• Task prompt
Write the next few paragraphs of the article on John Daly's sponsorship deals, picking up after its last sentence.

• Extract to read
# # # # #
Thursday, 15 Jul 2010 | 4:28 PM ET
US golfer John Daly watches his drive from the 15th tee during his opening round on the first day of the British Open Golf Championship.
Peter Muhly | AFP | Getty Images
US golfer John Daly watches his drive from the 15th tee during his opening round on the first day of the British Open Golf Championship.

Given today’s six-under par performance at the British Open,John Daly’scareer isn’t done yet, but when it is, it will go down in sports marketing lore.

In the history of sports, there has never been an athlete that has been sponsored by more companies and yet, for Daly, it has been either feast or famine.

While many point to Daly’s flashy clothing deal with Loudmouth Golf, the 44-year-old wore a sweater with an adidas logo on it for Thursday’s first round at St. Andrews even though he no longer has a deal with the TaylorMade-adidas family.

“He’s not under contract with us anymore,” said Christa McNamara, spokesperson for TaylorMade-adidas. “No one on our team knows where he got the sweater. It could be 10 years old or he could have bought it at the merchandise tent.”

Although he’s not receiving any income from the company, McNamara said he plays with TaylorMade equipment and recently switched to the Rossa Corza Ghost Putter.

If Daly somehow stays consistent, those who pay him — and perhaps even those that don’t (adidas, Diet Coke and Marlboro) — could really cash in.

Loudmouth probably has the most to gain.

Daly told the press that the best part about the pants is that “you can get dressed in the dark, because every shirt is going to match.”

Then there’s Big Red, the leading cream soda in the country, that is on his golf bag and his left shirt collar has the logo of All Sport, the carbonated sports drink that has all but disappeared since Pepsi sold it after acquiring Quaker Oats and competitor Gatorade.
# # # # #
• Data to examine
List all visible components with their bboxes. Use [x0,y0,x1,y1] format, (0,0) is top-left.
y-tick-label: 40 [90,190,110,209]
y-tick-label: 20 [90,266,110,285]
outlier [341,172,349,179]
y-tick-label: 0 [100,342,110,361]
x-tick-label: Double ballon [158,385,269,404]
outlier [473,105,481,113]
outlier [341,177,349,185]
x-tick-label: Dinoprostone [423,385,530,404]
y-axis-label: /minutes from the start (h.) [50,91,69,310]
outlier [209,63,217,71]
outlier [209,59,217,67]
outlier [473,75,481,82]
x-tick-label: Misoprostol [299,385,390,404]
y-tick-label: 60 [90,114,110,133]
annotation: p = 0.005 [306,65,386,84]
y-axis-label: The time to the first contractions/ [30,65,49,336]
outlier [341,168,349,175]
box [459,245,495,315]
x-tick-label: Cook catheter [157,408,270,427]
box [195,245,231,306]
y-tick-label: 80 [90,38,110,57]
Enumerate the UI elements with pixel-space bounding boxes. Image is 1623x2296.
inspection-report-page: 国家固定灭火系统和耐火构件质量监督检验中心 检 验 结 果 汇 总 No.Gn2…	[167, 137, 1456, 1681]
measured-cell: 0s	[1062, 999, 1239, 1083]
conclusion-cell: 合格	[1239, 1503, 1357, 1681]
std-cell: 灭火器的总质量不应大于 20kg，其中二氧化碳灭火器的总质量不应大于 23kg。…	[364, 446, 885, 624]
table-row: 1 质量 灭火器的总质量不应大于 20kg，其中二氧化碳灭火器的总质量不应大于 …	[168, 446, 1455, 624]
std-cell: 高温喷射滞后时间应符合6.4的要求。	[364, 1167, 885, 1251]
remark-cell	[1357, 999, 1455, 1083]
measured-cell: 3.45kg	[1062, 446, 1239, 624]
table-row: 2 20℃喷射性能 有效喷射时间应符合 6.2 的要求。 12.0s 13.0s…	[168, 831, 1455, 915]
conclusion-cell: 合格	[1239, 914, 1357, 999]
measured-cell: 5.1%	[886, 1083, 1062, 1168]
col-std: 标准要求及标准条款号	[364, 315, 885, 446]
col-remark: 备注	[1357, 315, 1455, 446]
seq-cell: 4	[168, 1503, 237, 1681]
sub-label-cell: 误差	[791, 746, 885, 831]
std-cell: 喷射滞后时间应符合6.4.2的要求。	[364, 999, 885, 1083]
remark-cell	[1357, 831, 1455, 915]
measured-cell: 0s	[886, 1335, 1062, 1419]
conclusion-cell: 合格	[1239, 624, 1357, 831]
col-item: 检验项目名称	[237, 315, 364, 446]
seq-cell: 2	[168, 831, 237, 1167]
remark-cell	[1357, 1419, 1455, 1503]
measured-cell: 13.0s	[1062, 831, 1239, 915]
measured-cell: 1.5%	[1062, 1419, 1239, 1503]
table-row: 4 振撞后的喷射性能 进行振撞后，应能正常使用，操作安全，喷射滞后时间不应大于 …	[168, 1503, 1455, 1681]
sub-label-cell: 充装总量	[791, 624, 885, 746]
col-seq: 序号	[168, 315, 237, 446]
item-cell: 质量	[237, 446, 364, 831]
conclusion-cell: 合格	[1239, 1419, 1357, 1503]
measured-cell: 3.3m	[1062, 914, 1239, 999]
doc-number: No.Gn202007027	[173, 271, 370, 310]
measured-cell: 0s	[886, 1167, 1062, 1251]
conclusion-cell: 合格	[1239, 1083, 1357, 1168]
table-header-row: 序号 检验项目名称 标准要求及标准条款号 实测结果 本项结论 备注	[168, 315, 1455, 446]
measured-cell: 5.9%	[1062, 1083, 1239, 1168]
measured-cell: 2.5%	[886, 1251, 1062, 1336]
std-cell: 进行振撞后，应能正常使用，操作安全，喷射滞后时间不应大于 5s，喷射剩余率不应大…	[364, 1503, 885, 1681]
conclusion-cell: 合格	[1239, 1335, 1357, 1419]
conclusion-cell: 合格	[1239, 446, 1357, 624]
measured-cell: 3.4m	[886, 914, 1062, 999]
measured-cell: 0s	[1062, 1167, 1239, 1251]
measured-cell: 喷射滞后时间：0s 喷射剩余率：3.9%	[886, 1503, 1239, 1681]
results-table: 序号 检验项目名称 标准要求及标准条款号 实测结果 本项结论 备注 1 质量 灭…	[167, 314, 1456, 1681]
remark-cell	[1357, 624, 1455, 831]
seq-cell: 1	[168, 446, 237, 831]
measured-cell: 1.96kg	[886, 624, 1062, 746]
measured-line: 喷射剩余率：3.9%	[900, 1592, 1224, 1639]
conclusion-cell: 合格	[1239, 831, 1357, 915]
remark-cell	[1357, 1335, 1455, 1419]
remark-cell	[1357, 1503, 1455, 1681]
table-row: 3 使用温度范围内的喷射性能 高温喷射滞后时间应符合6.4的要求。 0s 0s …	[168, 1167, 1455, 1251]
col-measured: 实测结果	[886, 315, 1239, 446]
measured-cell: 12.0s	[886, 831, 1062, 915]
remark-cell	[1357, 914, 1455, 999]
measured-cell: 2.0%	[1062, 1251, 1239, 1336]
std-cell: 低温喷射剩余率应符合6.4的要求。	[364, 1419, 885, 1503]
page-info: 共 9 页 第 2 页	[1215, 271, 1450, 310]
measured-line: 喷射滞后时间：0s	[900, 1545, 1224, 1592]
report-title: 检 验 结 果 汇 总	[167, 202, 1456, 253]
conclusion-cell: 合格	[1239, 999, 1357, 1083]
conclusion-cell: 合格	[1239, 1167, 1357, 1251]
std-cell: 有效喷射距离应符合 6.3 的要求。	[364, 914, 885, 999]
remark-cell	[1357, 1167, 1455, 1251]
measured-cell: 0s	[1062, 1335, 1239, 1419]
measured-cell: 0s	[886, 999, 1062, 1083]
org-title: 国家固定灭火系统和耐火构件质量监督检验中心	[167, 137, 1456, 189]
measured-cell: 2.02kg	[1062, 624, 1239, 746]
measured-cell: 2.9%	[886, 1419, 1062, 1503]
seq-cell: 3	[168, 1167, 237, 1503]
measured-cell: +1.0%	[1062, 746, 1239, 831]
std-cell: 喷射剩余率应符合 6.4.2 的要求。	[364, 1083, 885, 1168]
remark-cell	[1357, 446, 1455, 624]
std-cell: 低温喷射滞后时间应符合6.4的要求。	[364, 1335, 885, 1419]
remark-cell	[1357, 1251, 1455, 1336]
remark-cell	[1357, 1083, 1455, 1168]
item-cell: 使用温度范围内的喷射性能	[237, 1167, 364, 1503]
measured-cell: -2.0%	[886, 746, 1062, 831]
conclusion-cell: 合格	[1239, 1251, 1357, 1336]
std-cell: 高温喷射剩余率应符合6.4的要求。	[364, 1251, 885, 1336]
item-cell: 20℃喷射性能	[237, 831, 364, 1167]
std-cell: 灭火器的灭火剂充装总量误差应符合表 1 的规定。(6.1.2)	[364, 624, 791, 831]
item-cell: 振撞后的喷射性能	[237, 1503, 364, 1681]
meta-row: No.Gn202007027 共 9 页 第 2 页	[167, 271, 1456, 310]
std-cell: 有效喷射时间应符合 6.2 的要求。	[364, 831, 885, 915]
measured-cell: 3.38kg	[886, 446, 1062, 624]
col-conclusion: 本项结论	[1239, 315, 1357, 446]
# # # # #
• Task response
There’s Speedwear, a garment manufacturer, on his right shirt collar. There’s equipment supplier Luber Brotherson his hat. And Set Scramble, a tournament in September where average players can advance to play against the pros, is advertised on his left shirt sleeve.

What brands has Daly marketed over the years?

My researcher James Kaminsky has counted almost 40 different brands since he won the 1991 PGA Championship, including Hooters, which dismissed him some time after he got drunk at the very establishment.

While I don’t know how much each brand paid, I’ve decided to rank them based on how much exposure they got from Daly:

1. Hooters
2. Loudmouth Golf
3. The Lion (Daly’s own brand)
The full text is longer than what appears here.